What is needed: Write the material out again in full, exactly.

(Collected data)
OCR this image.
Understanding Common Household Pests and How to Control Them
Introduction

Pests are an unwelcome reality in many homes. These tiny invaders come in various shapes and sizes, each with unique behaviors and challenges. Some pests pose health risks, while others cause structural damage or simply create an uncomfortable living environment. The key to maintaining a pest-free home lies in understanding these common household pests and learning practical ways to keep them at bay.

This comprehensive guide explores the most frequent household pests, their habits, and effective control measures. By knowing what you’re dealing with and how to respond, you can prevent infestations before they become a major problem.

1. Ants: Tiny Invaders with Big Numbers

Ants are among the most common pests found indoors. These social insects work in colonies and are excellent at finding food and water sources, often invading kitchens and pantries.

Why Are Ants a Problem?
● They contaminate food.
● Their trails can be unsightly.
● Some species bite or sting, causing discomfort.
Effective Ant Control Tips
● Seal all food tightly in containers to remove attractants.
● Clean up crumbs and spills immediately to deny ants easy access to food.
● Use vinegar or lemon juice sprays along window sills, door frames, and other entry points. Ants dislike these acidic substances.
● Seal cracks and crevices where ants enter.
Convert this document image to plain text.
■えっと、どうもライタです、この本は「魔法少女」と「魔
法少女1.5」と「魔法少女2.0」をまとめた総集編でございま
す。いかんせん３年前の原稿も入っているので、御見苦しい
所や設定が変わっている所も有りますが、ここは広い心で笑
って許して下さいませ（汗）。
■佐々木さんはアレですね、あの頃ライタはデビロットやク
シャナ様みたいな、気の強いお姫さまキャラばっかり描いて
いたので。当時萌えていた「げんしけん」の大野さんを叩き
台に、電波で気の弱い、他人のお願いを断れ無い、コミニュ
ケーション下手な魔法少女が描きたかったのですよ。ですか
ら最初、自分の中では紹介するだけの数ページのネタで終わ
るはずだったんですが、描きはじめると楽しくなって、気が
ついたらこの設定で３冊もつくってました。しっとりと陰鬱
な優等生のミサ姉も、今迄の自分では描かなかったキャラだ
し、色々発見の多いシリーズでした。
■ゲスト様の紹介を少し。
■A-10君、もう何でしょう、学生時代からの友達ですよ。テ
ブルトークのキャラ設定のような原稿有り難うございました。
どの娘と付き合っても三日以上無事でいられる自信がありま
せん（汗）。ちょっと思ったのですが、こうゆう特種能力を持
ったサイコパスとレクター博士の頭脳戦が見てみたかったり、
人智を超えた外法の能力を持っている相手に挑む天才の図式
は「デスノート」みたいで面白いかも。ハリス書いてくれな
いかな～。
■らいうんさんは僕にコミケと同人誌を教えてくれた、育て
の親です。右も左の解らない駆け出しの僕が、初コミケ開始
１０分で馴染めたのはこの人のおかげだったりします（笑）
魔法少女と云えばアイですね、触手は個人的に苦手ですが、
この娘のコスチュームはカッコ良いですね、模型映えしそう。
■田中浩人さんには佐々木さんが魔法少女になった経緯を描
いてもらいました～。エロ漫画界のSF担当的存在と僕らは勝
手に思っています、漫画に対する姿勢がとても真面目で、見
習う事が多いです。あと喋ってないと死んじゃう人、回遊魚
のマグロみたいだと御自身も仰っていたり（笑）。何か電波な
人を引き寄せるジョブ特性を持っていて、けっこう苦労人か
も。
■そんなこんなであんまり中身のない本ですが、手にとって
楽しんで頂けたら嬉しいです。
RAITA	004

Problem solution:
OCR this image.
Understanding Common Household Pests and How to Control Them
Introduction

Pests are an unwelcome reality in many homes. These tiny invaders come in various shapes and sizes, each with unique behaviors and challenges. Some pests pose health risks, while others cause structural damage or simply create an uncomfortable living environment. The key to maintaining a pest-free home lies in understanding these common household pests and learning practical ways to keep them at bay.

This comprehensive guide explores the most frequent household pests, their habits, and effective control measures. By knowing what you’re dealing with and how to respond, you can prevent infestations before they become a major problem.

1. Ants: Tiny Invaders with Big Numbers

Ants are among the most common pests found indoors. These social insects work in colonies and are excellent at finding food and water sources, often invading kitchens and pantries.

Why Are Ants a Problem?
● They contaminate food.
● Their trails can be unsightly.
● Some species bite or sting, causing discomfort.
Effective Ant Control Tips
● Seal all food tightly in containers to remove attractants.
● Clean up crumbs and spills immediately to deny ants easy access to food.
● Use vinegar or lemon juice sprays along window sills, door frames, and other entry points. Ants dislike these acidic substances.
● Seal cracks and crevices where ants enter.
Convert this document image to plain text.
■えっと、どうもライタです、この本は「魔法少女」と「魔
法少女1.5」と「魔法少女2.0」をまとめた総集編でございま
す。いかんせん３年前の原稿も入っているので、御見苦しい
所や設定が変わっている所も有りますが、ここは広い心で笑
って許して下さいませ（汗）。
■佐々木さんはアレですね、あの頃ライタはデビロットやク
シャナ様みたいな、気の強いお姫さまキャラばっかり描いて
いたので。当時萌えていた「げんしけん」の大野さんを叩き
台に、電波で気の弱い、他人のお願いを断れ無い、コミニュ
ケーション下手な魔法少女が描きたかったのですよ。ですか
ら最初、自分の中では紹介するだけの数ページのネタで終わ
るはずだったんですが、描きはじめると楽しくなって、気が
ついたらこの設定で３冊もつくってました。しっとりと陰鬱
な優等生のミサ姉も、今迄の自分では描かなかったキャラだ
し、色々発見の多いシリーズでした。
■ゲスト様の紹介を少し。
■A-10君、もう何でしょう、学生時代からの友達ですよ。テ
ブルトークのキャラ設定のような原稿有り難うございました。
どの娘と付き合っても三日以上無事でいられる自信がありま
せん（汗）。ちょっと思ったのですが、こうゆう特種能力を持
ったサイコパスとレクター博士の頭脳戦が見てみたかったり、
人智を超えた外法の能力を持っている相手に挑む天才の図式
は「デスノート」みたいで面白いかも。ハリス書いてくれな
いかな～。
■らいうんさんは僕にコミケと同人誌を教えてくれた、育て
の親です。右も左の解らない駆け出しの僕が、初コミケ開始
１０分で馴染めたのはこの人のおかげだったりします（笑）
魔法少女と云えばアイですね、触手は個人的に苦手ですが、
この娘のコスチュームはカッコ良いですね、模型映えしそう。
■田中浩人さんには佐々木さんが魔法少女になった経緯を描
いてもらいました～。エロ漫画界のSF担当的存在と僕らは勝
手に思っています、漫画に対する姿勢がとても真面目で、見
習う事が多いです。あと喋ってないと死んじゃう人、回遊魚
のマグロみたいだと御自身も仰っていたり（笑）。何か電波な
人を引き寄せるジョブ特性を持っていて、けっこう苦労人か
も。
■そんなこんなであんまり中身のない本ですが、手にとって
楽しんで頂けたら嬉しいです。
RAITA	004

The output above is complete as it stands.